### SUPPLIED RECORDS ###

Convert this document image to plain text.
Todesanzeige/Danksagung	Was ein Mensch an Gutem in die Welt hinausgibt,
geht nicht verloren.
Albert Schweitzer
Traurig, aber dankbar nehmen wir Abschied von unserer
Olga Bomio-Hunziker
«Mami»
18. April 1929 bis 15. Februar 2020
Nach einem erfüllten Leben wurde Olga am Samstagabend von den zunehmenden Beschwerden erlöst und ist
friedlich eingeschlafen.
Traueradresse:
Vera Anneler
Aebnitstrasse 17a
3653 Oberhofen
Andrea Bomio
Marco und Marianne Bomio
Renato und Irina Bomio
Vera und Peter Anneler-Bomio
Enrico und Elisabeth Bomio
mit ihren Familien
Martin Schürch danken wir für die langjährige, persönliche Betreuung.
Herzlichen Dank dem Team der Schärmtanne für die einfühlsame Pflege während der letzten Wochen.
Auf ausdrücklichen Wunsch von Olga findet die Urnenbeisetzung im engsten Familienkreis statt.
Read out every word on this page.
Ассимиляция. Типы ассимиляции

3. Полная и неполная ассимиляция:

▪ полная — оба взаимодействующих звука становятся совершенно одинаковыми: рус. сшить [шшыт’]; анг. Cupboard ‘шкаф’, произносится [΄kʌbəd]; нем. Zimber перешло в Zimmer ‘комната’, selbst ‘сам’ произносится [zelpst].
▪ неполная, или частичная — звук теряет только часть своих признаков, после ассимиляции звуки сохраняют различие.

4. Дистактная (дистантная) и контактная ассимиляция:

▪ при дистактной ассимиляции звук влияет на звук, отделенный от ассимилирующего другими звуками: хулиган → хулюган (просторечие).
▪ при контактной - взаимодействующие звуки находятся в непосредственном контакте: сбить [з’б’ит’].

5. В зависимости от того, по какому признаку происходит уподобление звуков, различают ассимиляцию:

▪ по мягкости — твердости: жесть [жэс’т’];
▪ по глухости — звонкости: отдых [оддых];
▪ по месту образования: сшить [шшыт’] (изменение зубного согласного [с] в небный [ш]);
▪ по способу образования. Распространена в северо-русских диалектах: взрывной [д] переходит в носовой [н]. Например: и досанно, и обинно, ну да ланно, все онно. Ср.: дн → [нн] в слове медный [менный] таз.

###

(DIRECTIVE) Type out the material again exactly as presented.

(ANSWER TO THIS TASK)
Convert this document image to plain text.
Todesanzeige/Danksagung	Was ein Mensch an Gutem in die Welt hinausgibt,
geht nicht verloren.
Albert Schweitzer
Traurig, aber dankbar nehmen wir Abschied von unserer
Olga Bomio-Hunziker
«Mami»
18. April 1929 bis 15. Februar 2020
Nach einem erfüllten Leben wurde Olga am Samstagabend von den zunehmenden Beschwerden erlöst und ist
friedlich eingeschlafen.
Traueradresse:
Vera Anneler
Aebnitstrasse 17a
3653 Oberhofen
Andrea Bomio
Marco und Marianne Bomio
Renato und Irina Bomio
Vera und Peter Anneler-Bomio
Enrico und Elisabeth Bomio
mit ihren Familien
Martin Schürch danken wir für die langjährige, persönliche Betreuung.
Herzlichen Dank dem Team der Schärmtanne für die einfühlsame Pflege während der letzten Wochen.
Auf ausdrücklichen Wunsch von Olga findet die Urnenbeisetzung im engsten Familienkreis statt.
Read out every word on this page.
Ассимиляция. Типы ассимиляции

3. Полная и неполная ассимиляция:

▪ полная — оба взаимодействующих звука становятся совершенно одинаковыми: рус. сшить [шшыт’]; анг. Cupboard ‘шкаф’, произносится [΄kʌbəd]; нем. Zimber перешло в Zimmer ‘комната’, selbst ‘сам’ произносится [zelpst].
▪ неполная, или частичная — звук теряет только часть своих признаков, после ассимиляции звуки сохраняют различие.

4. Дистактная (дистантная) и контактная ассимиляция:

▪ при дистактной ассимиляции звук влияет на звук, отделенный от ассимилирующего другими звуками: хулиган → хулюган (просторечие).
▪ при контактной - взаимодействующие звуки находятся в непосредственном контакте: сбить [з’б’ит’].

5. В зависимости от того, по какому признаку происходит уподобление звуков, различают ассимиляцию:

▪ по мягкости — твердости: жесть [жэс’т’];
▪ по глухости — звонкости: отдых [оддых];
▪ по месту образования: сшить [шшыт’] (изменение зубного согласного [с] в небный [ш]);
▪ по способу образования. Распространена в северо-русских диалектах: взрывной [д] переходит в носовой [н]. Например: и досанно, и обинно, ну да ланно, все онно. Ср.: дн → [нн] в слове медный [менный] таз.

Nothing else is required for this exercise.